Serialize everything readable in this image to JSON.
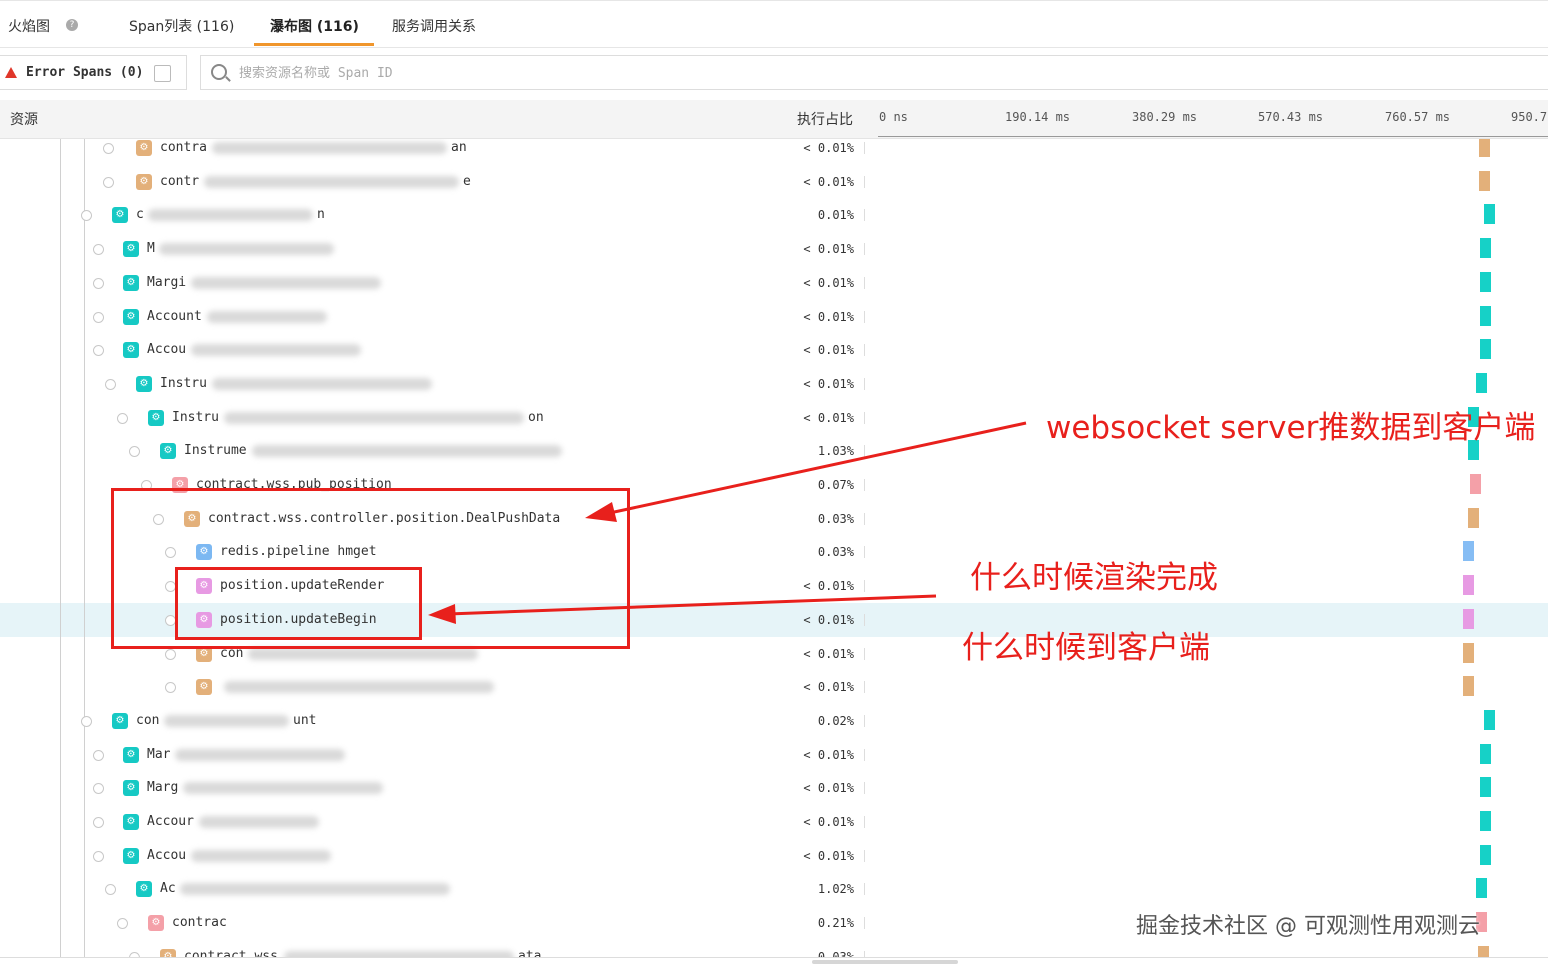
{
  "tabs": {
    "items": [
      {
        "label": "火焰图"
      },
      {
        "label": "Span列表 (116)"
      },
      {
        "label": "瀑布图 (116)"
      },
      {
        "label": "服务调用关系"
      }
    ],
    "help_glyph": "?"
  },
  "filter": {
    "error_label": "Error Spans (0)",
    "search_placeholder": "搜索资源名称或 Span ID"
  },
  "header": {
    "resource": "资源",
    "exec_ratio": "执行占比",
    "ticks": [
      "0 ns",
      "190.14 ms",
      "380.29 ms",
      "570.43 ms",
      "760.57 ms",
      "950.7"
    ]
  },
  "rows": [
    {
      "name": "contra",
      "suffix": "an",
      "pct": "< 0.01%",
      "color": "#e3b07a",
      "bar": "#e3b07a"
    },
    {
      "name": "contr",
      "suffix": "e",
      "pct": "< 0.01%",
      "color": "#e3b07a",
      "bar": "#e3b07a"
    },
    {
      "name": "c",
      "suffix": "n",
      "pct": "0.01%",
      "color": "#16c9c4",
      "bar": "#16d1c7"
    },
    {
      "name": "M",
      "suffix": "",
      "pct": "< 0.01%",
      "color": "#16c9c4",
      "bar": "#16d1c7"
    },
    {
      "name": "Margi",
      "suffix": "",
      "pct": "< 0.01%",
      "color": "#16c9c4",
      "bar": "#16d1c7"
    },
    {
      "name": "Account",
      "suffix": "",
      "pct": "< 0.01%",
      "color": "#16c9c4",
      "bar": "#16d1c7"
    },
    {
      "name": "Accou",
      "suffix": "",
      "pct": "< 0.01%",
      "color": "#16c9c4",
      "bar": "#16d1c7"
    },
    {
      "name": "Instru",
      "suffix": "",
      "pct": "< 0.01%",
      "color": "#16c9c4",
      "bar": "#16d1c7"
    },
    {
      "name": "Instru",
      "suffix": "on",
      "pct": "< 0.01%",
      "color": "#16c9c4",
      "bar": "#16d1c7"
    },
    {
      "name": "Instrume",
      "suffix": "",
      "pct": "1.03%",
      "color": "#16c9c4",
      "bar": "#16d1c7"
    },
    {
      "name": "contract.wss.pub_position",
      "suffix": "",
      "pct": "0.07%",
      "color": "#f4a0a8",
      "bar": "#f4a0a8"
    },
    {
      "name": "contract.wss.controller.position.DealPushData",
      "suffix": "",
      "pct": "0.03%",
      "color": "#e3b07a",
      "bar": "#e3b07a"
    },
    {
      "name": "redis.pipeline hmget",
      "suffix": "",
      "pct": "0.03%",
      "color": "#7cb8f2",
      "bar": "#86bdf4"
    },
    {
      "name": "position.updateRender",
      "suffix": "",
      "pct": "< 0.01%",
      "color": "#e79ae3",
      "bar": "#e79ae3"
    },
    {
      "name": "position.updateBegin",
      "suffix": "",
      "pct": "< 0.01%",
      "color": "#e79ae3",
      "bar": "#e79ae3"
    },
    {
      "name": "con",
      "suffix": "",
      "pct": "< 0.01%",
      "color": "#e3b07a",
      "bar": "#e3b07a"
    },
    {
      "name": "",
      "suffix": "",
      "pct": "< 0.01%",
      "color": "#e3b07a",
      "bar": "#e3b07a"
    },
    {
      "name": "con",
      "suffix": "unt",
      "pct": "0.02%",
      "color": "#16c9c4",
      "bar": "#16d1c7"
    },
    {
      "name": "Mar",
      "suffix": "",
      "pct": "< 0.01%",
      "color": "#16c9c4",
      "bar": "#16d1c7"
    },
    {
      "name": "Marg",
      "suffix": "",
      "pct": "< 0.01%",
      "color": "#16c9c4",
      "bar": "#16d1c7"
    },
    {
      "name": "Accour",
      "suffix": "",
      "pct": "< 0.01%",
      "color": "#16c9c4",
      "bar": "#16d1c7"
    },
    {
      "name": "Accou",
      "suffix": "",
      "pct": "< 0.01%",
      "color": "#16c9c4",
      "bar": "#16d1c7"
    },
    {
      "name": "Ac",
      "suffix": "",
      "pct": "1.02%",
      "color": "#16c9c4",
      "bar": "#16d1c7"
    },
    {
      "name": "contrac",
      "suffix": "",
      "pct": "0.21%",
      "color": "#f4a0a8",
      "bar": "#f4a0a8"
    },
    {
      "name": "contract.wss",
      "suffix": "ata",
      "pct": "0.03%",
      "color": "#e3b07a",
      "bar": "#e3b07a"
    }
  ],
  "annotations": {
    "push": "websocket server推数据到客户端",
    "render_done": "什么时候渲染完成",
    "arrive": "什么时候到客户端"
  },
  "watermark": "掘金技术社区 @ 可观测性用观测云"
}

- - -

Goal of the exercise: Set down all the entries exactly as they appear, but skip any pictures.

Full response:
Serialize everything readable in this image to JSON.
{
  "tabs": {
    "items": [
      {
        "label": "火焰图"
      },
      {
        "label": "Span列表 (116)"
      },
      {
        "label": "瀑布图 (116)"
      },
      {
        "label": "服务调用关系"
      }
    ],
    "help_glyph": "?"
  },
  "filter": {
    "error_label": "Error Spans (0)",
    "search_placeholder": "搜索资源名称或 Span ID"
  },
  "header": {
    "resource": "资源",
    "exec_ratio": "执行占比",
    "ticks": [
      "0 ns",
      "190.14 ms",
      "380.29 ms",
      "570.43 ms",
      "760.57 ms",
      "950.7"
    ]
  },
  "rows": [
    {
      "name": "contra",
      "suffix": "an",
      "pct": "< 0.01%",
      "color": "#e3b07a",
      "bar": "#e3b07a"
    },
    {
      "name": "contr",
      "suffix": "e",
      "pct": "< 0.01%",
      "color": "#e3b07a",
      "bar": "#e3b07a"
    },
    {
      "name": "c",
      "suffix": "n",
      "pct": "0.01%",
      "color": "#16c9c4",
      "bar": "#16d1c7"
    },
    {
      "name": "M",
      "suffix": "",
      "pct": "< 0.01%",
      "color": "#16c9c4",
      "bar": "#16d1c7"
    },
    {
      "name": "Margi",
      "suffix": "",
      "pct": "< 0.01%",
      "color": "#16c9c4",
      "bar": "#16d1c7"
    },
    {
      "name": "Account",
      "suffix": "",
      "pct": "< 0.01%",
      "color": "#16c9c4",
      "bar": "#16d1c7"
    },
    {
      "name": "Accou",
      "suffix": "",
      "pct": "< 0.01%",
      "color": "#16c9c4",
      "bar": "#16d1c7"
    },
    {
      "name": "Instru",
      "suffix": "",
      "pct": "< 0.01%",
      "color": "#16c9c4",
      "bar": "#16d1c7"
    },
    {
      "name": "Instru",
      "suffix": "on",
      "pct": "< 0.01%",
      "color": "#16c9c4",
      "bar": "#16d1c7"
    },
    {
      "name": "Instrume",
      "suffix": "",
      "pct": "1.03%",
      "color": "#16c9c4",
      "bar": "#16d1c7"
    },
    {
      "name": "contract.wss.pub_position",
      "suffix": "",
      "pct": "0.07%",
      "color": "#f4a0a8",
      "bar": "#f4a0a8"
    },
    {
      "name": "contract.wss.controller.position.DealPushData",
      "suffix": "",
      "pct": "0.03%",
      "color": "#e3b07a",
      "bar": "#e3b07a"
    },
    {
      "name": "redis.pipeline hmget",
      "suffix": "",
      "pct": "0.03%",
      "color": "#7cb8f2",
      "bar": "#86bdf4"
    },
    {
      "name": "position.updateRender",
      "suffix": "",
      "pct": "< 0.01%",
      "color": "#e79ae3",
      "bar": "#e79ae3"
    },
    {
      "name": "position.updateBegin",
      "suffix": "",
      "pct": "< 0.01%",
      "color": "#e79ae3",
      "bar": "#e79ae3"
    },
    {
      "name": "con",
      "suffix": "",
      "pct": "< 0.01%",
      "color": "#e3b07a",
      "bar": "#e3b07a"
    },
    {
      "name": "",
      "suffix": "",
      "pct": "< 0.01%",
      "color": "#e3b07a",
      "bar": "#e3b07a"
    },
    {
      "name": "con",
      "suffix": "unt",
      "pct": "0.02%",
      "color": "#16c9c4",
      "bar": "#16d1c7"
    },
    {
      "name": "Mar",
      "suffix": "",
      "pct": "< 0.01%",
      "color": "#16c9c4",
      "bar": "#16d1c7"
    },
    {
      "name": "Marg",
      "suffix": "",
      "pct": "< 0.01%",
      "color": "#16c9c4",
      "bar": "#16d1c7"
    },
    {
      "name": "Accour",
      "suffix": "",
      "pct": "< 0.01%",
      "color": "#16c9c4",
      "bar": "#16d1c7"
    },
    {
      "name": "Accou",
      "suffix": "",
      "pct": "< 0.01%",
      "color": "#16c9c4",
      "bar": "#16d1c7"
    },
    {
      "name": "Ac",
      "suffix": "",
      "pct": "1.02%",
      "color": "#16c9c4",
      "bar": "#16d1c7"
    },
    {
      "name": "contrac",
      "suffix": "",
      "pct": "0.21%",
      "color": "#f4a0a8",
      "bar": "#f4a0a8"
    },
    {
      "name": "contract.wss",
      "suffix": "ata",
      "pct": "0.03%",
      "color": "#e3b07a",
      "bar": "#e3b07a"
    }
  ],
  "annotations": {
    "push": "websocket server推数据到客户端",
    "render_done": "什么时候渲染完成",
    "arrive": "什么时候到客户端"
  },
  "watermark": "掘金技术社区 @ 可观测性用观测云"
}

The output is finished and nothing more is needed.